▶ Raw data
────────

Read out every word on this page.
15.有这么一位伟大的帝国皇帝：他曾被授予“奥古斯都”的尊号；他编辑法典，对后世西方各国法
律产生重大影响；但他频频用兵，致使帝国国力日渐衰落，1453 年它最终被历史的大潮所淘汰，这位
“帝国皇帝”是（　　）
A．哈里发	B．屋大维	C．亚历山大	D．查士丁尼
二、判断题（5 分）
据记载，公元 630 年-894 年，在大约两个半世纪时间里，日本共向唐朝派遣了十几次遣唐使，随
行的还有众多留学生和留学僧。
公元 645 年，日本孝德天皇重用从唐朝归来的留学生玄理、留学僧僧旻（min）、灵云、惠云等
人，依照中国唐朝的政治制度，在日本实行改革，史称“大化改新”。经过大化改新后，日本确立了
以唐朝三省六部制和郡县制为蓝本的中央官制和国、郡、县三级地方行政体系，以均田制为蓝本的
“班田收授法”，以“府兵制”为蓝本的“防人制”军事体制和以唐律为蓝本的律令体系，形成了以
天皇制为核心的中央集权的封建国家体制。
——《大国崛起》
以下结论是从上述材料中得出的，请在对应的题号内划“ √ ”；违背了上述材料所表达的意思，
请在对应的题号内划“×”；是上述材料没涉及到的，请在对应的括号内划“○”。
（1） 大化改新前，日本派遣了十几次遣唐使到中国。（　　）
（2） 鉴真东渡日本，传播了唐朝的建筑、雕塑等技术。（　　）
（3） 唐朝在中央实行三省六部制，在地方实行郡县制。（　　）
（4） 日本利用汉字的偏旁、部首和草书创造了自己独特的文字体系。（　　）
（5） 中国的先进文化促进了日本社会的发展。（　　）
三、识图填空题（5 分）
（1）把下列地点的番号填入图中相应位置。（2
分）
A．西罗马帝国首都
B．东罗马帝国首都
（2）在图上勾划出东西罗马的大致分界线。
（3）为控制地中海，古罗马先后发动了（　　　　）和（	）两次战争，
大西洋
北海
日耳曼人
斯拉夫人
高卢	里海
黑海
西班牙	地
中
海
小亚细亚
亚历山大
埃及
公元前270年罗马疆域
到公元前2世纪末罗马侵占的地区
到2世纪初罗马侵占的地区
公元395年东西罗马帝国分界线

────────

▶ Written problem
From the records above, work out how many lines contain the string "请在对应的题号内划". Give only the number.

▶ Correct output
2